* START *
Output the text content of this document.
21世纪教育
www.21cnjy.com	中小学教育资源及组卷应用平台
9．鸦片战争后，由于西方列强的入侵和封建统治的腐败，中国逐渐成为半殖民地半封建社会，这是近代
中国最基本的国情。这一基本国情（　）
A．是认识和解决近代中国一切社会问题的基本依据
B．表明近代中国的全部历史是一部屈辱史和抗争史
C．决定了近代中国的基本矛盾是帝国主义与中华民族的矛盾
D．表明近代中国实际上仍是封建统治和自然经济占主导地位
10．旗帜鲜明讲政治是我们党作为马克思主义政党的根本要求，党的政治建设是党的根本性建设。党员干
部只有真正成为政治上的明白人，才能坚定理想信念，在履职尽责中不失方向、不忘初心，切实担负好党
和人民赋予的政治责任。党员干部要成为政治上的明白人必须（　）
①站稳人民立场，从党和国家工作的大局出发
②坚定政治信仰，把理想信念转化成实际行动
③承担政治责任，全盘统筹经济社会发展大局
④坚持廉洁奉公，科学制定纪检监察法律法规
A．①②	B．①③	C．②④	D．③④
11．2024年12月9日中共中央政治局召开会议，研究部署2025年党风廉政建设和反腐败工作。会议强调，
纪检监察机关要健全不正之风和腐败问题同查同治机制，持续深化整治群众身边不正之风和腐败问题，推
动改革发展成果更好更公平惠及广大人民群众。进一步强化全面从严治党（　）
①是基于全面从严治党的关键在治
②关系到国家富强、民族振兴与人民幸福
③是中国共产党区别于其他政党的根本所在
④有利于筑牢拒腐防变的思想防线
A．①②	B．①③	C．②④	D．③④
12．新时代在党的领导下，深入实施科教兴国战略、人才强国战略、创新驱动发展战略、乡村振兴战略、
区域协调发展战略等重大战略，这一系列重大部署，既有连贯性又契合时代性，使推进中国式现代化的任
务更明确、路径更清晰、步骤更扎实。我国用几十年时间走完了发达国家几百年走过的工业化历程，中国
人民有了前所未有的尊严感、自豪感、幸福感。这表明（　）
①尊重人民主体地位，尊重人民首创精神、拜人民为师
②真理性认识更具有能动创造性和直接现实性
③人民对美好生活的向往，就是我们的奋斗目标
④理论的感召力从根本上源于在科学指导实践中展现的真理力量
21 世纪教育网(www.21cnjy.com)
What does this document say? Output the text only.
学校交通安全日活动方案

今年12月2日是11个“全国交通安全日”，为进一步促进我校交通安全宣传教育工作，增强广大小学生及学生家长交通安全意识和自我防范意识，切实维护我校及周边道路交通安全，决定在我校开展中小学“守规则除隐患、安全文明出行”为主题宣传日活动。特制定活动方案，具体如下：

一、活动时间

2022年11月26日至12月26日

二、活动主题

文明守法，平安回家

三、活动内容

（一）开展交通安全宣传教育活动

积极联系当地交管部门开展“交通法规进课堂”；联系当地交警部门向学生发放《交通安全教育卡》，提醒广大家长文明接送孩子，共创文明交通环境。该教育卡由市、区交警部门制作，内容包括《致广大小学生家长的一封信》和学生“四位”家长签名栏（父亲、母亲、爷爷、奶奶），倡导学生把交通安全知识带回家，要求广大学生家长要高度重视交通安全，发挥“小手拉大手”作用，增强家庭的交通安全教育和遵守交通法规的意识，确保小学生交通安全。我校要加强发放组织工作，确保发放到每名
* END *
GIVEN EXERCISE: Write out the full listing exactly as given.

ANSWER TO THE EXERCISE:
Output the text content of this document.
21世纪教育
www.21cnjy.com	中小学教育资源及组卷应用平台
9．鸦片战争后，由于西方列强的入侵和封建统治的腐败，中国逐渐成为半殖民地半封建社会，这是近代
中国最基本的国情。这一基本国情（　）
A．是认识和解决近代中国一切社会问题的基本依据
B．表明近代中国的全部历史是一部屈辱史和抗争史
C．决定了近代中国的基本矛盾是帝国主义与中华民族的矛盾
D．表明近代中国实际上仍是封建统治和自然经济占主导地位
10．旗帜鲜明讲政治是我们党作为马克思主义政党的根本要求，党的政治建设是党的根本性建设。党员干
部只有真正成为政治上的明白人，才能坚定理想信念，在履职尽责中不失方向、不忘初心，切实担负好党
和人民赋予的政治责任。党员干部要成为政治上的明白人必须（　）
①站稳人民立场，从党和国家工作的大局出发
②坚定政治信仰，把理想信念转化成实际行动
③承担政治责任，全盘统筹经济社会发展大局
④坚持廉洁奉公，科学制定纪检监察法律法规
A．①②	B．①③	C．②④	D．③④
11．2024年12月9日中共中央政治局召开会议，研究部署2025年党风廉政建设和反腐败工作。会议强调，
纪检监察机关要健全不正之风和腐败问题同查同治机制，持续深化整治群众身边不正之风和腐败问题，推
动改革发展成果更好更公平惠及广大人民群众。进一步强化全面从严治党（　）
①是基于全面从严治党的关键在治
②关系到国家富强、民族振兴与人民幸福
③是中国共产党区别于其他政党的根本所在
④有利于筑牢拒腐防变的思想防线
A．①②	B．①③	C．②④	D．③④
12．新时代在党的领导下，深入实施科教兴国战略、人才强国战略、创新驱动发展战略、乡村振兴战略、
区域协调发展战略等重大战略，这一系列重大部署，既有连贯性又契合时代性，使推进中国式现代化的任
务更明确、路径更清晰、步骤更扎实。我国用几十年时间走完了发达国家几百年走过的工业化历程，中国
人民有了前所未有的尊严感、自豪感、幸福感。这表明（　）
①尊重人民主体地位，尊重人民首创精神、拜人民为师
②真理性认识更具有能动创造性和直接现实性
③人民对美好生活的向往，就是我们的奋斗目标
④理论的感召力从根本上源于在科学指导实践中展现的真理力量
21 世纪教育网(www.21cnjy.com)
What does this document say? Output the text only.
学校交通安全日活动方案

今年12月2日是11个“全国交通安全日”，为进一步促进我校交通安全宣传教育工作，增强广大小学生及学生家长交通安全意识和自我防范意识，切实维护我校及周边道路交通安全，决定在我校开展中小学“守规则除隐患、安全文明出行”为主题宣传日活动。特制定活动方案，具体如下：

一、活动时间

2022年11月26日至12月26日

二、活动主题

文明守法，平安回家

三、活动内容

（一）开展交通安全宣传教育活动

积极联系当地交管部门开展“交通法规进课堂”；联系当地交警部门向学生发放《交通安全教育卡》，提醒广大家长文明接送孩子，共创文明交通环境。该教育卡由市、区交警部门制作，内容包括《致广大小学生家长的一封信》和学生“四位”家长签名栏（父亲、母亲、爷爷、奶奶），倡导学生把交通安全知识带回家，要求广大学生家长要高度重视交通安全，发挥“小手拉大手”作用，增强家庭的交通安全教育和遵守交通法规的意识，确保小学生交通安全。我校要加强发放组织工作，确保发放到每名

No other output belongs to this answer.